# [REQUEST]
Quote every line as written. Omit pictures.

▬▬▬

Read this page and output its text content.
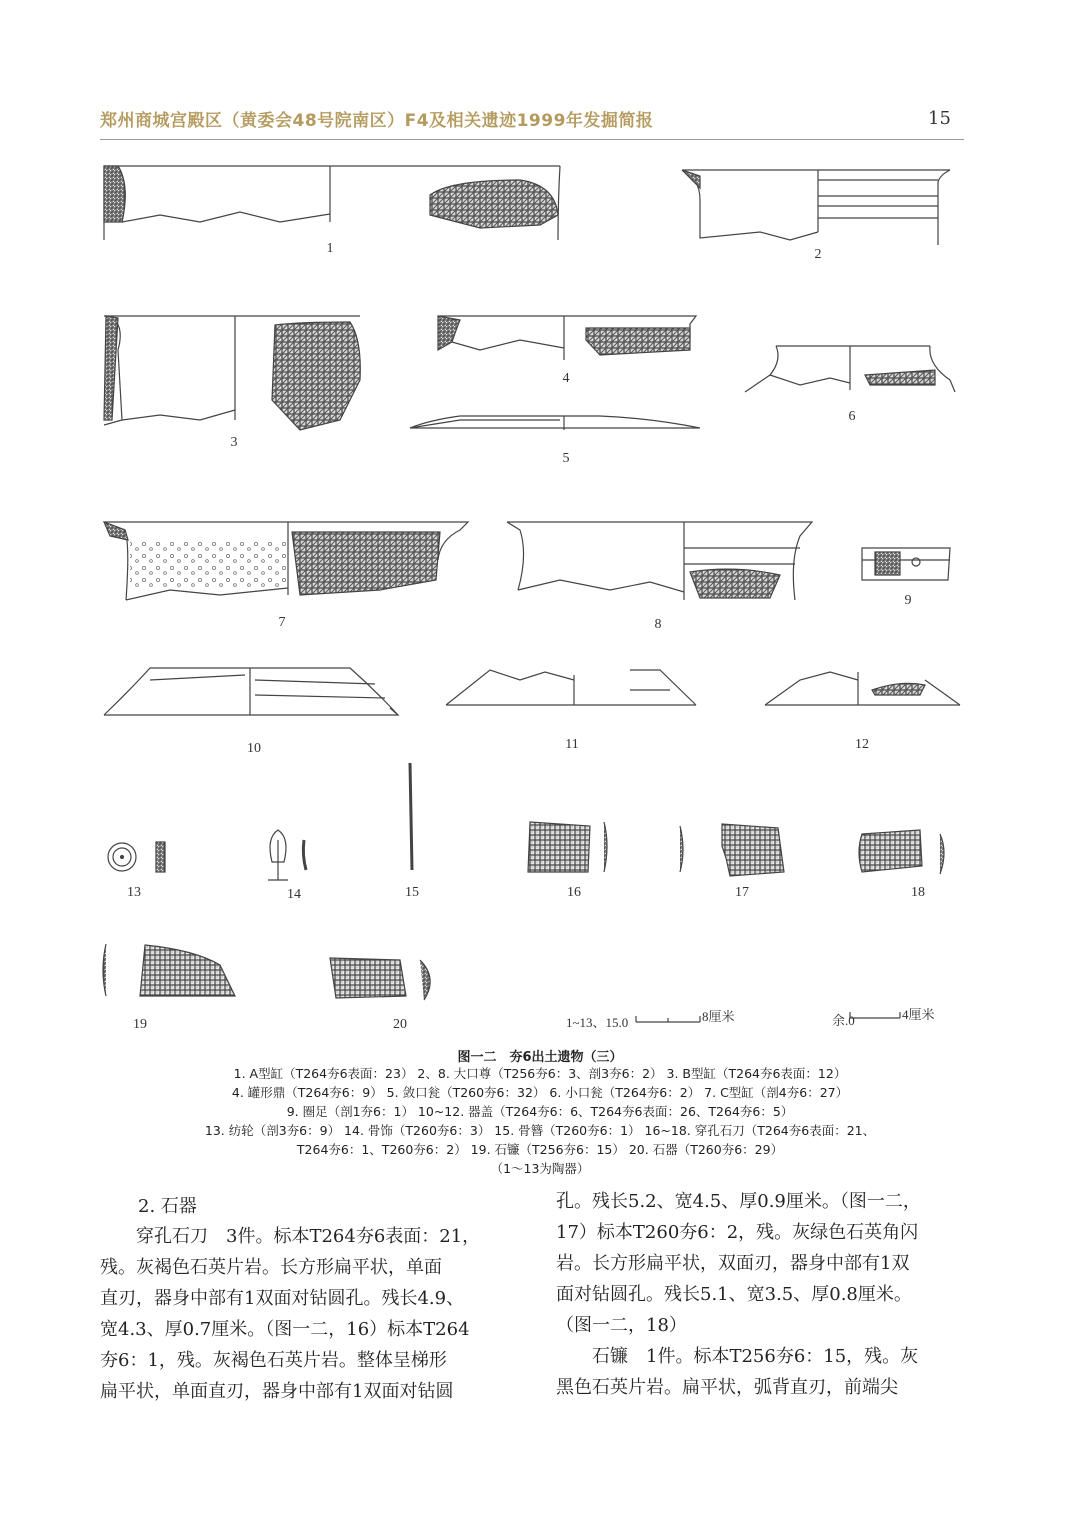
郑州商城宫殿区（黄委会48号院南区）F4及相关遗迹1999年发掘简报	15
1	2
3
4
5
6
7	8
9
10	11	12
13	14	15	16	17	18
19	20	1~13、15.0	8厘米	余.0	4厘米
图一二　夯6出土遗物（三）
1. A型缸（T264夯6表面：23） 2、8. 大口尊（T256夯6：3、剖3夯6：2） 3. B型缸（T264夯6表面：12）
4. 罐形鼎（T264夯6：9） 5. 敛口瓮（T260夯6：32） 6. 小口瓮（T264夯6：2） 7. C型缸（剖4夯6：27）
9. 圈足（剖1夯6：1） 10~12. 器盖（T264夯6：6、T264夯6表面：26、T264夯6：5）
13. 纺轮（剖3夯6：9） 14. 骨饰（T260夯6：3） 15. 骨簪（T260夯6：1） 16~18. 穿孔石刀（T264夯6表面：21、
T264夯6：1、T260夯6：2） 19. 石镰（T256夯6：15） 20. 石器（T260夯6：29）
（1～13为陶器）
2. 石器

　　穿孔石刀　3件。标本T264夯6表面：21，

残。灰褐色石英片岩。长方形扁平状，单面

直刃，器身中部有1双面对钻圆孔。残长4.9、

宽4.3、厚0.7厘米。（图一二，16）标本T264

夯6：1，残。灰褐色石英片岩。整体呈梯形

扁平状，单面直刃，器身中部有1双面对钻圆

孔。残长5.2、宽4.5、厚0.9厘米。（图一二，

17）标本T260夯6：2，残。灰绿色石英角闪

岩。长方形扁平状，双面刃，器身中部有1双

面对钻圆孔。残长5.1、宽3.5、厚0.8厘米。

（图一二，18）

　　石镰　1件。标本T256夯6：15，残。灰

黑色石英片岩。扁平状，弧背直刃，前端尖
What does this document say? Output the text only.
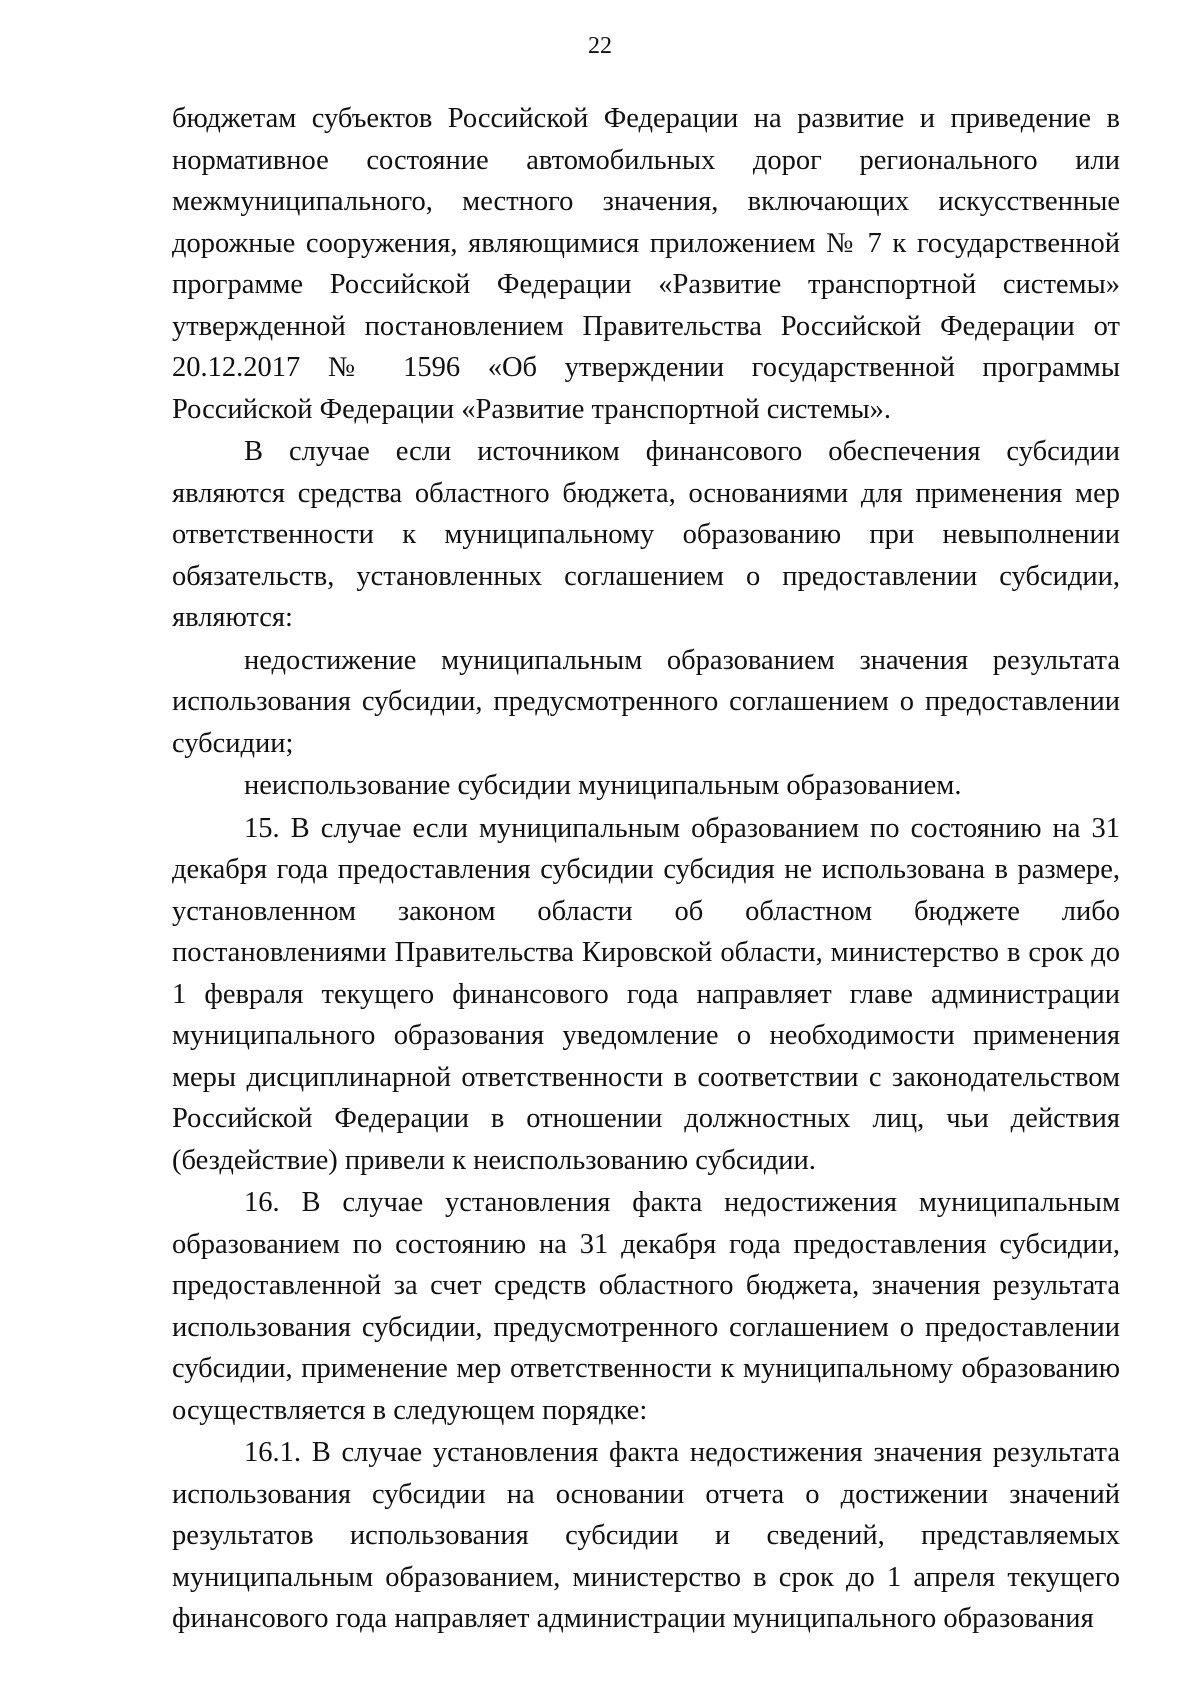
22

бюджетам субъектов Российской Федерации на развитие и приведение в нормативное состояние автомобильных дорог регионального или межмуниципального, местного значения, включающих искусственные дорожные сооружения, являющимися приложением № 7 к государственной программе Российской Федерации «Развитие транспортной системы» утвержденной постановлением Правительства Российской Федерации от 20.12.2017 № 1596 «Об утверждении государственной программы Российской Федерации «Развитие транспортной системы».

В случае если источником финансового обеспечения субсидии являются средства областного бюджета, основаниями для применения мер ответственности к муниципальному образованию при невыполнении обязательств, установленных соглашением о предоставлении субсидии, являются:

недостижение муниципальным образованием значения результата использования субсидии, предусмотренного соглашением о предоставлении субсидии;

неиспользование субсидии муниципальным образованием.

15. В случае если муниципальным образованием по состоянию на 31 декабря года предоставления субсидии субсидия не использована в размере, установленном законом области об областном бюджете либо постановлениями Правительства Кировской области, министерство в срок до 1 февраля текущего финансового года направляет главе администрации муниципального образования уведомление о необходимости применения меры дисциплинарной ответственности в соответствии с законодательством Российской Федерации в отношении должностных лиц, чьи действия (бездействие) привели к неиспользованию субсидии.

16. В случае установления факта недостижения муниципальным образованием по состоянию на 31 декабря года предоставления субсидии, предоставленной за счет средств областного бюджета, значения результата использования субсидии, предусмотренного соглашением о предоставлении субсидии, применение мер ответственности к муниципальному образованию осуществляется в следующем порядке:

16.1. В случае установления факта недостижения значения результата использования субсидии на основании отчета о достижении значений результатов использования субсидии и сведений, представляемых муниципальным образованием, министерство в срок до 1 апреля текущего финансового года направляет администрации муниципального образования
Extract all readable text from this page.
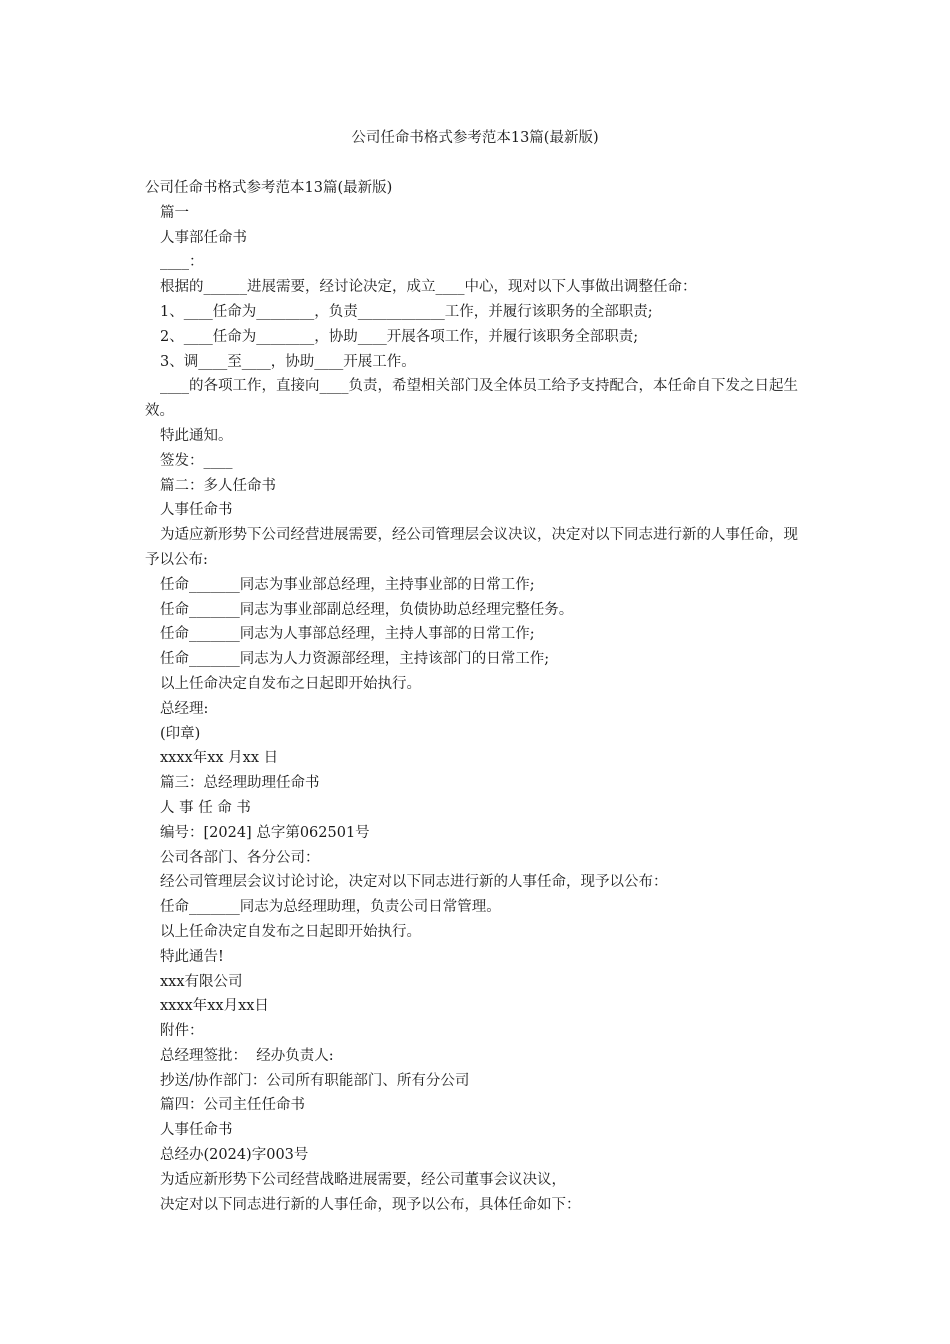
公司任命书格式参考范本13篇(最新版)
公司任命书格式参考范本13篇(最新版)
篇一
人事部任命书
____：
根据的______进展需要，经讨论决定，成立____中心，现对以下人事做出调整任命：
1、____任命为________，负责____________工作，并履行该职务的全部职责;
2、____任命为________，协助____开展各项工作，并履行该职务全部职责;
3、调____至____，协助____开展工作。
____的各项工作，直接向____负责，希望相关部门及全体员工给予支持配合，本任命自下发之日起生效。
特此通知。
签发：____
篇二：多人任命书
人事任命书
为适应新形势下公司经营进展需要，经公司管理层会议决议，决定对以下同志进行新的人事任命，现予以公布:
任命_______同志为事业部总经理，主持事业部的日常工作;
任命_______同志为事业部副总经理，负债协助总经理完整任务。
任命_______同志为人事部总经理，主持人事部的日常工作;
任命_______同志为人力资源部经理，主持该部门的日常工作;
以上任命决定自发布之日起即开始执行。
总经理:
(印章)
xxxx年xx 月xx 日
篇三：总经理助理任命书
人 事 任 命 书
编号：[2024] 总字第062501号
公司各部门、各分公司：
经公司管理层会议讨论讨论，决定对以下同志进行新的人事任命，现予以公布：
任命_______同志为总经理助理，负责公司日常管理。
以上任命决定自发布之日起即开始执行。
特此通告!
xxx有限公司
xxxx年xx月xx日
附件：
总经理签批：  经办负责人:
抄送/协作部门：公司所有职能部门、所有分公司
篇四：公司主任任命书
人事任命书
总经办(2024)字003号
为适应新形势下公司经营战略进展需要，经公司董事会议决议，
决定对以下同志进行新的人事任命，现予以公布，具体任命如下：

▬▬▬

# [WRITTEN SOLUTION]
Read this page and output its text content.
郑州商城宫殿区（黄委会48号院南区）F4及相关遗迹1999年发掘简报	15
1	2
3
4
5
6
7	8
9
10	11	12
13	14	15	16	17	18
19	20	1~13、15.0	8厘米	余.0	4厘米
图一二　夯6出土遗物（三）
1. A型缸（T264夯6表面：23） 2、8. 大口尊（T256夯6：3、剖3夯6：2） 3. B型缸（T264夯6表面：12）
4. 罐形鼎（T264夯6：9） 5. 敛口瓮（T260夯6：32） 6. 小口瓮（T264夯6：2） 7. C型缸（剖4夯6：27）
9. 圈足（剖1夯6：1） 10~12. 器盖（T264夯6：6、T264夯6表面：26、T264夯6：5）
13. 纺轮（剖3夯6：9） 14. 骨饰（T260夯6：3） 15. 骨簪（T260夯6：1） 16~18. 穿孔石刀（T264夯6表面：21、
T264夯6：1、T260夯6：2） 19. 石镰（T256夯6：15） 20. 石器（T260夯6：29）
（1～13为陶器）
2. 石器

　　穿孔石刀　3件。标本T264夯6表面：21，

残。灰褐色石英片岩。长方形扁平状，单面

直刃，器身中部有1双面对钻圆孔。残长4.9、

宽4.3、厚0.7厘米。（图一二，16）标本T264

夯6：1，残。灰褐色石英片岩。整体呈梯形

扁平状，单面直刃，器身中部有1双面对钻圆

孔。残长5.2、宽4.5、厚0.9厘米。（图一二，

17）标本T260夯6：2，残。灰绿色石英角闪

岩。长方形扁平状，双面刃，器身中部有1双

面对钻圆孔。残长5.1、宽3.5、厚0.8厘米。

（图一二，18）

　　石镰　1件。标本T256夯6：15，残。灰

黑色石英片岩。扁平状，弧背直刃，前端尖
What does this document say? Output the text only.
22

бюджетам субъектов Российской Федерации на развитие и приведение в нормативное состояние автомобильных дорог регионального или межмуниципального, местного значения, включающих искусственные дорожные сооружения, являющимися приложением № 7 к государственной программе Российской Федерации «Развитие транспортной системы» утвержденной постановлением Правительства Российской Федерации от 20.12.2017 № 1596 «Об утверждении государственной программы Российской Федерации «Развитие транспортной системы».

В случае если источником финансового обеспечения субсидии являются средства областного бюджета, основаниями для применения мер ответственности к муниципальному образованию при невыполнении обязательств, установленных соглашением о предоставлении субсидии, являются:

недостижение муниципальным образованием значения результата использования субсидии, предусмотренного соглашением о предоставлении субсидии;

неиспользование субсидии муниципальным образованием.

15. В случае если муниципальным образованием по состоянию на 31 декабря года предоставления субсидии субсидия не использована в размере, установленном законом области об областном бюджете либо постановлениями Правительства Кировской области, министерство в срок до 1 февраля текущего финансового года направляет главе администрации муниципального образования уведомление о необходимости применения меры дисциплинарной ответственности в соответствии с законодательством Российской Федерации в отношении должностных лиц, чьи действия (бездействие) привели к неиспользованию субсидии.

16. В случае установления факта недостижения муниципальным образованием по состоянию на 31 декабря года предоставления субсидии, предоставленной за счет средств областного бюджета, значения результата использования субсидии, предусмотренного соглашением о предоставлении субсидии, применение мер ответственности к муниципальному образованию осуществляется в следующем порядке:

16.1. В случае установления факта недостижения значения результата использования субсидии на основании отчета о достижении значений результатов использования субсидии и сведений, представляемых муниципальным образованием, министерство в срок до 1 апреля текущего финансового года направляет администрации муниципального образования
Extract all readable text from this page.
公司任命书格式参考范本13篇(最新版)
公司任命书格式参考范本13篇(最新版)
篇一
人事部任命书
____：
根据的______进展需要，经讨论决定，成立____中心，现对以下人事做出调整任命：
1、____任命为________，负责____________工作，并履行该职务的全部职责;
2、____任命为________，协助____开展各项工作，并履行该职务全部职责;
3、调____至____，协助____开展工作。
____的各项工作，直接向____负责，希望相关部门及全体员工给予支持配合，本任命自下发之日起生效。
特此通知。
签发：____
篇二：多人任命书
人事任命书
为适应新形势下公司经营进展需要，经公司管理层会议决议，决定对以下同志进行新的人事任命，现予以公布:
任命_______同志为事业部总经理，主持事业部的日常工作;
任命_______同志为事业部副总经理，负债协助总经理完整任务。
任命_______同志为人事部总经理，主持人事部的日常工作;
任命_______同志为人力资源部经理，主持该部门的日常工作;
以上任命决定自发布之日起即开始执行。
总经理:
(印章)
xxxx年xx 月xx 日
篇三：总经理助理任命书
人 事 任 命 书
编号：[2024] 总字第062501号
公司各部门、各分公司：
经公司管理层会议讨论讨论，决定对以下同志进行新的人事任命，现予以公布：
任命_______同志为总经理助理，负责公司日常管理。
以上任命决定自发布之日起即开始执行。
特此通告!
xxx有限公司
xxxx年xx月xx日
附件：
总经理签批：  经办负责人:
抄送/协作部门：公司所有职能部门、所有分公司
篇四：公司主任任命书
人事任命书
总经办(2024)字003号
为适应新形势下公司经营战略进展需要，经公司董事会议决议，
决定对以下同志进行新的人事任命，现予以公布，具体任命如下：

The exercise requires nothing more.